[Set exercise] Find the lines holding the word "słońce" and collect them.

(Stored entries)
________

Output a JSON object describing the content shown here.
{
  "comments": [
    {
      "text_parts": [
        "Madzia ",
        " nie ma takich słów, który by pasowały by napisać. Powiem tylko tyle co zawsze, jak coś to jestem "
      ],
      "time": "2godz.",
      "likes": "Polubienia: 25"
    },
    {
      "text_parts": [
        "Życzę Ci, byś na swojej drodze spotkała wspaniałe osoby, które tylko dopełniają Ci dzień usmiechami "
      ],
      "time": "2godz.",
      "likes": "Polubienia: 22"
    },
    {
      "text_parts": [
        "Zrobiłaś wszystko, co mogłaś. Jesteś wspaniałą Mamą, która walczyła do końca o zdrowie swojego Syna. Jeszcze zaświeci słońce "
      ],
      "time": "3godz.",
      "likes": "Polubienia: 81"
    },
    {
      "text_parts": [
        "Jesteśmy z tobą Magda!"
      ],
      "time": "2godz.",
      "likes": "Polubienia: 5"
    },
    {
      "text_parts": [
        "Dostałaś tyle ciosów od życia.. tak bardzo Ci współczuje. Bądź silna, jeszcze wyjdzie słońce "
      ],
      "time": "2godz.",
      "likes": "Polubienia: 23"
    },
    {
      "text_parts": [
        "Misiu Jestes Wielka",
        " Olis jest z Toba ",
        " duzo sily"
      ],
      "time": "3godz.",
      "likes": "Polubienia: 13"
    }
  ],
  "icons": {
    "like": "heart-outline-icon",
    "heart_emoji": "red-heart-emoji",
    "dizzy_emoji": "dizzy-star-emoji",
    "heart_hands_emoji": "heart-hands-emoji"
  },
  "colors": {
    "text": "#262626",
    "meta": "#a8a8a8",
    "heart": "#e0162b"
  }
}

________

[Final result]
        "Zrobiłaś wszystko, co mogłaś. Jesteś wspaniałą Mamą, która walczyła do końca o zdrowie swojego Syna. Jeszcze zaświeci słońce "
        "Dostałaś tyle ciosów od życia.. tak bardzo Ci współczuje. Bądź silna, jeszcze wyjdzie słońce "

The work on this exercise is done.